**Short exercise**
Return the number of lines that include the string "align", without any other text.

**Rows**
□ □ □

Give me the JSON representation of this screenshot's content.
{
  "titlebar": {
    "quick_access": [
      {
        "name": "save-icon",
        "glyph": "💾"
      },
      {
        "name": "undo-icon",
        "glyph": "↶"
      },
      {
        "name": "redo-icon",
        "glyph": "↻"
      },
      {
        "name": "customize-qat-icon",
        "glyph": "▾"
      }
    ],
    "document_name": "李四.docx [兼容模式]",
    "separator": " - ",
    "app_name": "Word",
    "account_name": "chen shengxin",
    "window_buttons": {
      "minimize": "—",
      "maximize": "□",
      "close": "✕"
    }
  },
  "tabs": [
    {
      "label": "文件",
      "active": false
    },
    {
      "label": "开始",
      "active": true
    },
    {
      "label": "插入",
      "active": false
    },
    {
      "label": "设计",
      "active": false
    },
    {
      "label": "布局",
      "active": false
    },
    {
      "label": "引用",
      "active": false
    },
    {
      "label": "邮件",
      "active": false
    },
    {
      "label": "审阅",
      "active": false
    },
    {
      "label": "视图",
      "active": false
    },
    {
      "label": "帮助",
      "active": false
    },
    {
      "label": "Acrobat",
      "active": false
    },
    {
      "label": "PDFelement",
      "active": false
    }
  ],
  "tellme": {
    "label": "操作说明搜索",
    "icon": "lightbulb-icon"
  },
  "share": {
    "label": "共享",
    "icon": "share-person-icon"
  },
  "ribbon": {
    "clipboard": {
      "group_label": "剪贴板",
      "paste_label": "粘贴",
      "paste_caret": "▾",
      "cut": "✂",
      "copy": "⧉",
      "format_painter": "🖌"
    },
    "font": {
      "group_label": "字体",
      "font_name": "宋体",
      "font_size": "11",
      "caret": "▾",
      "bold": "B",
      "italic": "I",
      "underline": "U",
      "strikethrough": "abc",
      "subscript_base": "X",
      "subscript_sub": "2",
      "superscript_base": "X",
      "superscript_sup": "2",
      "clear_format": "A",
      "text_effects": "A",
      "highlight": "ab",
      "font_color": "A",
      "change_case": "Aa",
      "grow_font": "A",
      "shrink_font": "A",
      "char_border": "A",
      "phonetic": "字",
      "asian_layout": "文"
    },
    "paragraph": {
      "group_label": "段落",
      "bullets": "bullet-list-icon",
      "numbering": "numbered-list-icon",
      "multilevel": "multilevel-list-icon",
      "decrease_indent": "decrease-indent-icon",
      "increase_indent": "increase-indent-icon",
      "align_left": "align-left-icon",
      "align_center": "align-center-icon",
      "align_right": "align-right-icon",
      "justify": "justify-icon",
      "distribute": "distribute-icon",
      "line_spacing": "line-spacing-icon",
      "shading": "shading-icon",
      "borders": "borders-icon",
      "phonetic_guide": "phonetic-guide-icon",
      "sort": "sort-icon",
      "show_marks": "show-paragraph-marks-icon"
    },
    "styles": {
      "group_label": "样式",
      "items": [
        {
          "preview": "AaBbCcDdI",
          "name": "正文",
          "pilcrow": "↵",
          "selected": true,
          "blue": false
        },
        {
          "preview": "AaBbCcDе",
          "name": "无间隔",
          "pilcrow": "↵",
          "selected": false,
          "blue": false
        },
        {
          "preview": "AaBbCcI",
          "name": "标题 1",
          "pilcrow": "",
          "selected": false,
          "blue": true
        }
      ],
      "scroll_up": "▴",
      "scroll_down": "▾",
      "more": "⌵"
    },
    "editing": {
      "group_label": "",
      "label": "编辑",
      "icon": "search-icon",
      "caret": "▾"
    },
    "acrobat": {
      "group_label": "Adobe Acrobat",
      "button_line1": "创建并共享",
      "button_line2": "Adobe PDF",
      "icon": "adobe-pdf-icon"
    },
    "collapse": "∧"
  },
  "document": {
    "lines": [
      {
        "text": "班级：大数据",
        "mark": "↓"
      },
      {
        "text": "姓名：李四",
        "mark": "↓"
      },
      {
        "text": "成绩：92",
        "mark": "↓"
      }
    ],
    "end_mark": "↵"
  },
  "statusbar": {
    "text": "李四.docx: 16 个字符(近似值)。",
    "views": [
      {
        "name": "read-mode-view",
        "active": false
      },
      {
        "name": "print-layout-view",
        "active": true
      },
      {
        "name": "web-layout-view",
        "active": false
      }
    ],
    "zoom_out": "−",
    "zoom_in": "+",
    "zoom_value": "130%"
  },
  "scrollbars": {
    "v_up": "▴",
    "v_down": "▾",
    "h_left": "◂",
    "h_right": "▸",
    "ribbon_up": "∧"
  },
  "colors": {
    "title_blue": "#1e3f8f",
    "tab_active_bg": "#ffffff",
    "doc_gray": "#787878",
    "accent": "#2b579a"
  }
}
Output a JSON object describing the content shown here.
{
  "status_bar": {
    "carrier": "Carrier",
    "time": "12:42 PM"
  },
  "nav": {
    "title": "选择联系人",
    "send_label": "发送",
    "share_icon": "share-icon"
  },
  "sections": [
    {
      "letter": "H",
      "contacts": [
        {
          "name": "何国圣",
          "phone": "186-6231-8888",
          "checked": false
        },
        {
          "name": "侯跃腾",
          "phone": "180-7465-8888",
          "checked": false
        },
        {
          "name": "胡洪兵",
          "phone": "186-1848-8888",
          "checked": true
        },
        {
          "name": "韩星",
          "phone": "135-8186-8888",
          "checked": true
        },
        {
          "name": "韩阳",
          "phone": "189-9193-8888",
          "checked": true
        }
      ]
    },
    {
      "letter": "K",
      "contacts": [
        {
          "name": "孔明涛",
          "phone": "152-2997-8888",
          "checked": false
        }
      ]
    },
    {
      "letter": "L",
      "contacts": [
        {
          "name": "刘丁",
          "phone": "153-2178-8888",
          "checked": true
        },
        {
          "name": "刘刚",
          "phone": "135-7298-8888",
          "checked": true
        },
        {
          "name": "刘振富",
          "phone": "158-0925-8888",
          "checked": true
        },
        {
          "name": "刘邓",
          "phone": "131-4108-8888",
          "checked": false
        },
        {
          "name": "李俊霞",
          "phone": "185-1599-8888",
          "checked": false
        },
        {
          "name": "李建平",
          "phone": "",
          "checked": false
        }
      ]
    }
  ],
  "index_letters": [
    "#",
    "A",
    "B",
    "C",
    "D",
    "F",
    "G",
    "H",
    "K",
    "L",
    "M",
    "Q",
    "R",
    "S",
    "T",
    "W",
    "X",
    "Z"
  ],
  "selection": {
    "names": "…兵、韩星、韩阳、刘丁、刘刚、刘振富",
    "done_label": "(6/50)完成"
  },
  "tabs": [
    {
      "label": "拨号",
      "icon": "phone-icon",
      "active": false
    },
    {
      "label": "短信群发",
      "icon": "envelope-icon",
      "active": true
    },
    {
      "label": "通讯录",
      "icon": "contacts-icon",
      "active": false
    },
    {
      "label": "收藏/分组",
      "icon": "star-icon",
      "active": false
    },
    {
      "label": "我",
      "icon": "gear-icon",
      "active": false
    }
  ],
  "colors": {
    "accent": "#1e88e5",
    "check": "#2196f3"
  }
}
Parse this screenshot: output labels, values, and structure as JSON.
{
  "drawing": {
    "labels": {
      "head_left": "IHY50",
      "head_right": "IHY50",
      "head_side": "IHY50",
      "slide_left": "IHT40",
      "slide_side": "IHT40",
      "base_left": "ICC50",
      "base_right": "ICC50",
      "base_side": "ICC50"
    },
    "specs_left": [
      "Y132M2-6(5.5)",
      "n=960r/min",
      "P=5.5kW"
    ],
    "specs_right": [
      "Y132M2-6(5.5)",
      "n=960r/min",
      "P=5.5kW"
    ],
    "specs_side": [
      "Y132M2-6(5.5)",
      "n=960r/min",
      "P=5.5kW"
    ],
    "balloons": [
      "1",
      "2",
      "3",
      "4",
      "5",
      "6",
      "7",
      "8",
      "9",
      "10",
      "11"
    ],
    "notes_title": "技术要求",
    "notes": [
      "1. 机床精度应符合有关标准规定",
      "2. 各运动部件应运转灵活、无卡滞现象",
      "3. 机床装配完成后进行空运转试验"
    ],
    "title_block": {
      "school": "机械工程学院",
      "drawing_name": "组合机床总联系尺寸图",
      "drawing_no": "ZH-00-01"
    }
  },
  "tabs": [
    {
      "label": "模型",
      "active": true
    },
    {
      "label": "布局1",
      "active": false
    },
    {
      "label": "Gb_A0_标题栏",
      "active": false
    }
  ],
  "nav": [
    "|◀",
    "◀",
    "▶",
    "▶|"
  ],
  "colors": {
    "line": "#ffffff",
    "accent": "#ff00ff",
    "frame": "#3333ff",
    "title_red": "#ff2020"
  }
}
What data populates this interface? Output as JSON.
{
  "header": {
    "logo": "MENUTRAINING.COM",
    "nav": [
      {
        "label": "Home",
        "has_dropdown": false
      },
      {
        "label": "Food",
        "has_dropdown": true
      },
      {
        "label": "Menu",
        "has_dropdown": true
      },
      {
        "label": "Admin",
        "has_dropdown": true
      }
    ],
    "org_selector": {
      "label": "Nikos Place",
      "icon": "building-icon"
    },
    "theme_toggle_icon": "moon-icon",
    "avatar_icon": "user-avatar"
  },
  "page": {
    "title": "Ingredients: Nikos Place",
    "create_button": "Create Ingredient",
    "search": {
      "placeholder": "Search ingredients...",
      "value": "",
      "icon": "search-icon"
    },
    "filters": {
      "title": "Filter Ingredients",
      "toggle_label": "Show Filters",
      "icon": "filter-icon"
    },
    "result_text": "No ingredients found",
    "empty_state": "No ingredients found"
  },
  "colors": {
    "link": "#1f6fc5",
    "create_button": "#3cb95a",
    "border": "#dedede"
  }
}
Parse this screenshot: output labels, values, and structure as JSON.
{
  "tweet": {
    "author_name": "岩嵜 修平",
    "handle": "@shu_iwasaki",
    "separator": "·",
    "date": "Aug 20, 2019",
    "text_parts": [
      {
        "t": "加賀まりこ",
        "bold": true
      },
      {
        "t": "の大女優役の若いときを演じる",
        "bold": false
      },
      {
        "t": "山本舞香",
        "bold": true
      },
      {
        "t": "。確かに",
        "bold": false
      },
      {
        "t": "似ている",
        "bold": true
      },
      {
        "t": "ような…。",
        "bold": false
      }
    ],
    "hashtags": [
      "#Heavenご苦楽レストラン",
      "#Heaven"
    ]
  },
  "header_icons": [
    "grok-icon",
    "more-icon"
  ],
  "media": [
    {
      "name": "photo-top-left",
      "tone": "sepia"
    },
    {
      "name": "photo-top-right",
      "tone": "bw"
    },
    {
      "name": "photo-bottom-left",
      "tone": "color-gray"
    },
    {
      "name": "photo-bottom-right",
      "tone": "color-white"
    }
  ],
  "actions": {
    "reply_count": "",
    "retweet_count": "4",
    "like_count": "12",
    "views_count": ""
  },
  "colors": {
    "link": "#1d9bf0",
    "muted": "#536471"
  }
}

□ □ □

**Result**
3